Give a verbatim quotation of every record.
[BEGIN DATA ENTRIES]
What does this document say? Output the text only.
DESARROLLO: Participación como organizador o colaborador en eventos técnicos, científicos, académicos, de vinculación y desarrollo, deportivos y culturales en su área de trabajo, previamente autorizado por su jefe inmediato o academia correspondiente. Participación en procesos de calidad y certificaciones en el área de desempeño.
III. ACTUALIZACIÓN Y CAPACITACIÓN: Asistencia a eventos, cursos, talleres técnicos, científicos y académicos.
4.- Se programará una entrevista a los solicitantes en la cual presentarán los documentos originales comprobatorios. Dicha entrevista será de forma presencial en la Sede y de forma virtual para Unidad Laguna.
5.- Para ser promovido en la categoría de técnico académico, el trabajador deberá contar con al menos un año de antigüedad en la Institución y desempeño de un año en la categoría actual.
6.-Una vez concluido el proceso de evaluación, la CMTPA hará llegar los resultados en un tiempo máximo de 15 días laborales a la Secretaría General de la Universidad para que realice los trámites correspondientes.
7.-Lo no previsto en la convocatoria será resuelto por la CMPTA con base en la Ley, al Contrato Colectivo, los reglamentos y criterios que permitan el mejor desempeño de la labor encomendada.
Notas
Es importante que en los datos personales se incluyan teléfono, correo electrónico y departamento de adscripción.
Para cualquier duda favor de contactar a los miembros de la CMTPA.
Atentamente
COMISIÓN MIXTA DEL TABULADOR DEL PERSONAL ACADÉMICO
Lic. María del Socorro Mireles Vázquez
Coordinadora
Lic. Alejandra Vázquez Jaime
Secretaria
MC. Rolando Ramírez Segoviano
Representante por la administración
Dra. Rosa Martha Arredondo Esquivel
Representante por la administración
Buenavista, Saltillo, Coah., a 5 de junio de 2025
[END DATA ENTRIES]
__RESPONSE__
What does this document say? Output the text only.
DESARROLLO: Participación como organizador o colaborador en eventos técnicos, científicos, académicos, de vinculación y desarrollo, deportivos y culturales en su área de trabajo, previamente autorizado por su jefe inmediato o academia correspondiente. Participación en procesos de calidad y certificaciones en el área de desempeño.
III. ACTUALIZACIÓN Y CAPACITACIÓN: Asistencia a eventos, cursos, talleres técnicos, científicos y académicos.
4.- Se programará una entrevista a los solicitantes en la cual presentarán los documentos originales comprobatorios. Dicha entrevista será de forma presencial en la Sede y de forma virtual para Unidad Laguna.
5.- Para ser promovido en la categoría de técnico académico, el trabajador deberá contar con al menos un año de antigüedad en la Institución y desempeño de un año en la categoría actual.
6.-Una vez concluido el proceso de evaluación, la CMTPA hará llegar los resultados en un tiempo máximo de 15 días laborales a la Secretaría General de la Universidad para que realice los trámites correspondientes.
7.-Lo no previsto en la convocatoria será resuelto por la CMPTA con base en la Ley, al Contrato Colectivo, los reglamentos y criterios que permitan el mejor desempeño de la labor encomendada.
Notas
Es importante que en los datos personales se incluyan teléfono, correo electrónico y departamento de adscripción.
Para cualquier duda favor de contactar a los miembros de la CMTPA.
Atentamente
COMISIÓN MIXTA DEL TABULADOR DEL PERSONAL ACADÉMICO
Lic. María del Socorro Mireles Vázquez
Coordinadora
Lic. Alejandra Vázquez Jaime
Secretaria
MC. Rolando Ramírez Segoviano
Representante por la administración
Dra. Rosa Martha Arredondo Esquivel
Representante por la administración
Buenavista, Saltillo, Coah., a 5 de junio de 2025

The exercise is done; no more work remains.